Repeat all entries exactly.

Data items:
※

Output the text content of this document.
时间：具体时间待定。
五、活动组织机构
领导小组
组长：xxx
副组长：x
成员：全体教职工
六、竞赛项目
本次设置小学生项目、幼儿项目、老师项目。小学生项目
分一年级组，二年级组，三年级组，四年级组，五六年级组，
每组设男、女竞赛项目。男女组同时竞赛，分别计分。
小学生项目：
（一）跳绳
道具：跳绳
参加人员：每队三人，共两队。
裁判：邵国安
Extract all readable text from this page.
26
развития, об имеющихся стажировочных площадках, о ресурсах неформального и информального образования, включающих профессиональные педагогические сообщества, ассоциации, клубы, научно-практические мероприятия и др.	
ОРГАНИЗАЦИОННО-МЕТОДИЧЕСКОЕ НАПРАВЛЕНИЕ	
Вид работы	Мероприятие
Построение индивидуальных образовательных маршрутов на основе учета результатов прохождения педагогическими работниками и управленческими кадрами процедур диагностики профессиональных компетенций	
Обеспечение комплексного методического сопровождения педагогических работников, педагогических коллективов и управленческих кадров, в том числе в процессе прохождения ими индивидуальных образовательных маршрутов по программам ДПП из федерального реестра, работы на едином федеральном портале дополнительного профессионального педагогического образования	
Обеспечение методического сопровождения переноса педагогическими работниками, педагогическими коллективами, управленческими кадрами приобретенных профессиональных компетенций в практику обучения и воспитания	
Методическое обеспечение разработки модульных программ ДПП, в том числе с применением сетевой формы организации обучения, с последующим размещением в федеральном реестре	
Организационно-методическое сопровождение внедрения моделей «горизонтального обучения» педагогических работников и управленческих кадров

※

• Exercise result:
Output the text content of this document.
时间：具体时间待定。
五、活动组织机构
领导小组
组长：xxx
副组长：x
成员：全体教职工
六、竞赛项目
本次设置小学生项目、幼儿项目、老师项目。小学生项目
分一年级组，二年级组，三年级组，四年级组，五六年级组，
每组设男、女竞赛项目。男女组同时竞赛，分别计分。
小学生项目：
（一）跳绳
道具：跳绳
参加人员：每队三人，共两队。
裁判：邵国安
Extract all readable text from this page.
26
развития, об имеющихся стажировочных площадках, о ресурсах неформального и информального образования, включающих профессиональные педагогические сообщества, ассоциации, клубы, научно-практические мероприятия и др.	
ОРГАНИЗАЦИОННО-МЕТОДИЧЕСКОЕ НАПРАВЛЕНИЕ	
Вид работы	Мероприятие
Построение индивидуальных образовательных маршрутов на основе учета результатов прохождения педагогическими работниками и управленческими кадрами процедур диагностики профессиональных компетенций	
Обеспечение комплексного методического сопровождения педагогических работников, педагогических коллективов и управленческих кадров, в том числе в процессе прохождения ими индивидуальных образовательных маршрутов по программам ДПП из федерального реестра, работы на едином федеральном портале дополнительного профессионального педагогического образования	
Обеспечение методического сопровождения переноса педагогическими работниками, педагогическими коллективами, управленческими кадрами приобретенных профессиональных компетенций в практику обучения и воспитания	
Методическое обеспечение разработки модульных программ ДПП, в том числе с применением сетевой формы организации обучения, с последующим размещением в федеральном реестре	
Организационно-методическое сопровождение внедрения моделей «горизонтального обучения» педагогических работников и управленческих кадров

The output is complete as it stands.